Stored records
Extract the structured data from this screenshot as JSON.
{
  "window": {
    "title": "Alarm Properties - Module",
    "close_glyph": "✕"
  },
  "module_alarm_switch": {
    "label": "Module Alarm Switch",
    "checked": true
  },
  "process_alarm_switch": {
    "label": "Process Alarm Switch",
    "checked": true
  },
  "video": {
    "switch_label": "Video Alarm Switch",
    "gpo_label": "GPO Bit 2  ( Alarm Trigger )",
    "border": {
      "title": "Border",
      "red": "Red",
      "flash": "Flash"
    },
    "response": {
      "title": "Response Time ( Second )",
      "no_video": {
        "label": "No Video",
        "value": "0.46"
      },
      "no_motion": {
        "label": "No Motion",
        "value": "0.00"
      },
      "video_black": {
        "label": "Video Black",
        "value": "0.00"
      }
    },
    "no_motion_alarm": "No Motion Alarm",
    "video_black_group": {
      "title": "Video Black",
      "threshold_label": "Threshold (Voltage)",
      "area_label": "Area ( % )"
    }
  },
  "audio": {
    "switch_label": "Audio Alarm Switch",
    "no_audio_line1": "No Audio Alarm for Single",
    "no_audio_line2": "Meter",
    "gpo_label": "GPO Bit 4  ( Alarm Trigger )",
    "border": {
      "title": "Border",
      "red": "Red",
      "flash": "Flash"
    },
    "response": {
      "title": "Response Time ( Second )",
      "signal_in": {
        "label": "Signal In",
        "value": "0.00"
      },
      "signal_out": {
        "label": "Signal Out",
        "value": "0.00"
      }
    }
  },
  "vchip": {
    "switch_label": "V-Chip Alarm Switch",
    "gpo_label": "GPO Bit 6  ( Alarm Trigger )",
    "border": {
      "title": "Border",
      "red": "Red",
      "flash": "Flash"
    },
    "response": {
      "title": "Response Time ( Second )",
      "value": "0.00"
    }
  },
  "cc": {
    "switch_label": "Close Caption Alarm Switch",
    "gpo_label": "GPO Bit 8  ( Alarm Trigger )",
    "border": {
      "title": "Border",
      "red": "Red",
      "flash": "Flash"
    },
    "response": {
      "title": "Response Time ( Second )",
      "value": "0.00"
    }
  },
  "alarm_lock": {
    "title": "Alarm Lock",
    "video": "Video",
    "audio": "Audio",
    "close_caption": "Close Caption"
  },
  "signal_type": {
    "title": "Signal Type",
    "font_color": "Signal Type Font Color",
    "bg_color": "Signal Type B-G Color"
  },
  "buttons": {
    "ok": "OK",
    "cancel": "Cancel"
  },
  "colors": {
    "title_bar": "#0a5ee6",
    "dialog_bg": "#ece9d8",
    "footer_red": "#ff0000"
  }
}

= TASK GOAL =
Print the material once more, exactly.

= RESULT OF THIS TASK =
Extract the structured data from this screenshot as JSON.
{
  "window": {
    "title": "Alarm Properties - Module",
    "close_glyph": "✕"
  },
  "module_alarm_switch": {
    "label": "Module Alarm Switch",
    "checked": true
  },
  "process_alarm_switch": {
    "label": "Process Alarm Switch",
    "checked": true
  },
  "video": {
    "switch_label": "Video Alarm Switch",
    "gpo_label": "GPO Bit 2  ( Alarm Trigger )",
    "border": {
      "title": "Border",
      "red": "Red",
      "flash": "Flash"
    },
    "response": {
      "title": "Response Time ( Second )",
      "no_video": {
        "label": "No Video",
        "value": "0.46"
      },
      "no_motion": {
        "label": "No Motion",
        "value": "0.00"
      },
      "video_black": {
        "label": "Video Black",
        "value": "0.00"
      }
    },
    "no_motion_alarm": "No Motion Alarm",
    "video_black_group": {
      "title": "Video Black",
      "threshold_label": "Threshold (Voltage)",
      "area_label": "Area ( % )"
    }
  },
  "audio": {
    "switch_label": "Audio Alarm Switch",
    "no_audio_line1": "No Audio Alarm for Single",
    "no_audio_line2": "Meter",
    "gpo_label": "GPO Bit 4  ( Alarm Trigger )",
    "border": {
      "title": "Border",
      "red": "Red",
      "flash": "Flash"
    },
    "response": {
      "title": "Response Time ( Second )",
      "signal_in": {
        "label": "Signal In",
        "value": "0.00"
      },
      "signal_out": {
        "label": "Signal Out",
        "value": "0.00"
      }
    }
  },
  "vchip": {
    "switch_label": "V-Chip Alarm Switch",
    "gpo_label": "GPO Bit 6  ( Alarm Trigger )",
    "border": {
      "title": "Border",
      "red": "Red",
      "flash": "Flash"
    },
    "response": {
      "title": "Response Time ( Second )",
      "value": "0.00"
    }
  },
  "cc": {
    "switch_label": "Close Caption Alarm Switch",
    "gpo_label": "GPO Bit 8  ( Alarm Trigger )",
    "border": {
      "title": "Border",
      "red": "Red",
      "flash": "Flash"
    },
    "response": {
      "title": "Response Time ( Second )",
      "value": "0.00"
    }
  },
  "alarm_lock": {
    "title": "Alarm Lock",
    "video": "Video",
    "audio": "Audio",
    "close_caption": "Close Caption"
  },
  "signal_type": {
    "title": "Signal Type",
    "font_color": "Signal Type Font Color",
    "bg_color": "Signal Type B-G Color"
  },
  "buttons": {
    "ok": "OK",
    "cancel": "Cancel"
  },
  "colors": {
    "title_bar": "#0a5ee6",
    "dialog_bg": "#ece9d8",
    "footer_red": "#ff0000"
  }
}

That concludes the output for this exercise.